> Job 1: Report every line of the records below that contains the string "tick", matching its case exactly.

--- BEGIN Document excerpt ---

A Formula for Meaningful Complexity
Introducing my new measure of 'Emergent Structural Complexity'
What makes something meaningfully complex? We know it when we see it: a sonnet, a fine wine, a symphony. But can we measure it?
Complexity is a big part of our everyday lives, and a big aspect of the world around us. We don’t just experience things as their parts, we experience them as complex wholes composed of parts. And these complex wholes are more than the “sum” of their parts.
So if complexity is such a big deal, is it something we can put a number on? Do we need to put a number on it?
Summary
I’ve been working on a formula + application to measure “meaningful complexity” mathematically. The aim is to find a formula whose results reflect our intuitions about what counts as “complex”, and that recognises both excessive simplicity and randomness as lacking meaningful complexity.
The general idea is to measure how much our object (e.g. an image or piece of text) can be compressed over various levels of corruption, i.e. how much structure can be detected at each step of corruption.
I’ve vibe-coded two prototype web apps applying my new measure that you can try for yourself: one for images, and one for blocks of text.
There are three components of meaningful complexity: the “Absolute Complexity”, “Emergence Factor”, and “Structural Spread”.

--- END Document excerpt ---

> Job 2: Set down the whole text on measuring meaningful complexity above, word for word.

--- BEGIN Material for the task ---

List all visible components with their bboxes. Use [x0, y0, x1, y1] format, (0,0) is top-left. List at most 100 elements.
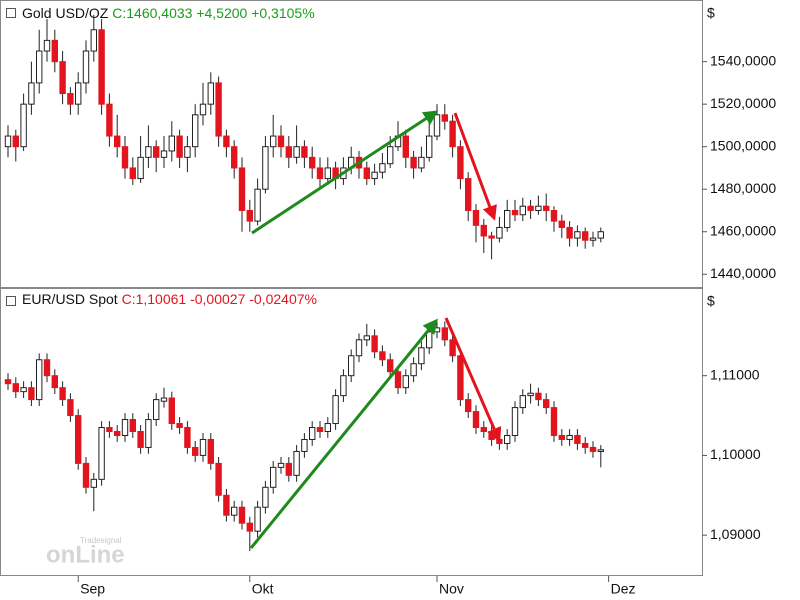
- candle-body: [582, 231, 589, 241]
- candle-body: [535, 205, 542, 211]
- candle-body: [309, 427, 316, 440]
- candle-body: [36, 50, 43, 84]
- candle-body: [457, 355, 464, 401]
- candle-body: [402, 135, 410, 158]
- panel-icon[interactable]: [6, 8, 16, 18]
- candle-body: [465, 178, 472, 211]
- candle-body: [324, 423, 332, 432]
- panel-frame: [0, 0, 703, 288]
- candle-body: [511, 209, 519, 216]
- candle-body: [114, 135, 121, 148]
- candle-body: [207, 82, 215, 105]
- candle-body: [106, 103, 113, 137]
- candle-body: [566, 226, 573, 239]
- candle-body: [28, 82, 35, 105]
- candle-body: [527, 392, 534, 397]
- candle-body: [371, 171, 378, 180]
- candle-body: [277, 135, 285, 148]
- candle-body: [379, 163, 386, 173]
- candle-body: [129, 167, 137, 180]
- candle-body: [67, 399, 74, 417]
- candle-body: [106, 427, 113, 432]
- candle-body: [597, 449, 604, 452]
- candle-body: [589, 237, 597, 241]
- candle-body: [137, 431, 144, 448]
- candle-body: [441, 327, 449, 341]
- candle-body: [36, 359, 43, 401]
- y-tick-label: 1480,0000: [710, 180, 776, 196]
- candle-body: [153, 399, 160, 421]
- candle-body: [550, 407, 558, 436]
- candle-body: [504, 209, 511, 228]
- candle-body: [121, 419, 129, 436]
- candle-body: [168, 397, 176, 425]
- candle-body: [558, 434, 565, 440]
- candle-body: [28, 387, 35, 401]
- x-tick-label: Sep: [80, 581, 105, 597]
- candle-body: [270, 135, 277, 148]
- panel-frame: [0, 288, 703, 576]
- candle-body: [231, 506, 238, 516]
- panel-title: Gold USD/OZ C:1460,4033 +4,5200 +0,3105%: [22, 5, 315, 21]
- candle-body: [270, 466, 277, 488]
- quote: C:1,10061 -0,00027 -0,02407%: [122, 291, 317, 307]
- candle-body: [402, 375, 410, 389]
- candle-body: [511, 407, 519, 436]
- candle-body: [589, 446, 597, 452]
- candle-body: [550, 209, 558, 222]
- candle-body: [215, 82, 222, 137]
- candle-body: [558, 220, 565, 228]
- x-tick-label: Nov: [439, 581, 464, 597]
- candle-body: [277, 462, 285, 468]
- candle-body: [504, 434, 511, 444]
- trend-arrow: [444, 317, 502, 443]
- candle-body: [472, 209, 480, 226]
- candle-body: [363, 167, 371, 180]
- candle-body: [145, 419, 152, 448]
- candle-body: [59, 61, 66, 95]
- candle-body: [254, 506, 261, 532]
- y-tick-label: 1500,0000: [710, 137, 776, 153]
- marks: [4, 14, 604, 552]
- instrument: Gold USD/OZ: [22, 5, 109, 21]
- candle-body: [168, 135, 176, 152]
- candle-body: [98, 29, 105, 105]
- candle-body: [176, 423, 183, 429]
- candle-body: [4, 135, 12, 148]
- candle-body: [59, 387, 66, 401]
- candle-body: [145, 146, 152, 158]
- candle-body: [121, 146, 129, 169]
- candle-body: [90, 29, 97, 52]
- candle-body: [137, 156, 144, 180]
- candle-body: [231, 146, 238, 169]
- candle-body: [418, 347, 425, 365]
- candle-body: [519, 395, 526, 409]
- candle-body: [215, 462, 222, 496]
- candle-body: [582, 442, 589, 448]
- candle-body: [238, 167, 246, 211]
- candle-body: [363, 335, 371, 341]
- candle-body: [43, 359, 51, 377]
- candle-body: [543, 399, 550, 409]
- candle-body: [254, 188, 261, 222]
- candle-body: [394, 371, 402, 389]
- unit-label: $: [707, 5, 715, 21]
- candle-body: [12, 135, 20, 148]
- candle-body: [207, 438, 215, 464]
- candle-body: [379, 351, 386, 361]
- candle-body: [82, 462, 90, 488]
- candle-body: [441, 114, 449, 122]
- panel-title: EUR/USD Spot C:1,10061 -0,00027 -0,02407…: [22, 291, 317, 307]
- candle-body: [535, 392, 542, 401]
- candle-body: [12, 383, 20, 393]
- candle-body: [67, 93, 74, 105]
- candle-body: [324, 167, 332, 180]
- candle-body: [262, 146, 269, 190]
- candle-body: [153, 146, 160, 158]
- panel-icon[interactable]: [6, 296, 16, 306]
- candle-body: [184, 146, 191, 158]
- candle-body: [449, 120, 456, 148]
- trend-arrow: [249, 318, 438, 549]
- candle-body: [371, 335, 378, 353]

--- END Material for the task ---

> Task output 1:
- y-tick-label: 1480,0000: [710, 180, 776, 196]
- x-tick-label: Sep: [80, 581, 105, 597]
- x-tick-label: Nov: [439, 581, 464, 597]
- y-tick-label: 1500,0000: [710, 137, 776, 153]

> Task output 2:
A Formula for Meaningful Complexity
Introducing my new measure of 'Emergent Structural Complexity'
What makes something meaningfully complex? We know it when we see it: a sonnet, a fine wine, a symphony. But can we measure it?
Complexity is a big part of our everyday lives, and a big aspect of the world around us. We don’t just experience things as their parts, we experience them as complex wholes composed of parts. And these complex wholes are more than the “sum” of their parts.
So if complexity is such a big deal, is it something we can put a number on? Do we need to put a number on it?
Summary
I’ve been working on a formula + application to measure “meaningful complexity” mathematically. The aim is to find a formula whose results reflect our intuitions about what counts as “complex”, and that recognises both excessive simplicity and randomness as lacking meaningful complexity.
The general idea is to measure how much our object (e.g. an image or piece of text) can be compressed over various levels of corruption, i.e. how much structure can be detected at each step of corruption.
I’ve vibe-coded two prototype web apps applying my new measure that you can try for yourself: one for images, and one for blocks of text.
There are three components of meaningful complexity: the “Absolute Complexity”, “Emergence Factor”, and “Structural Spread”.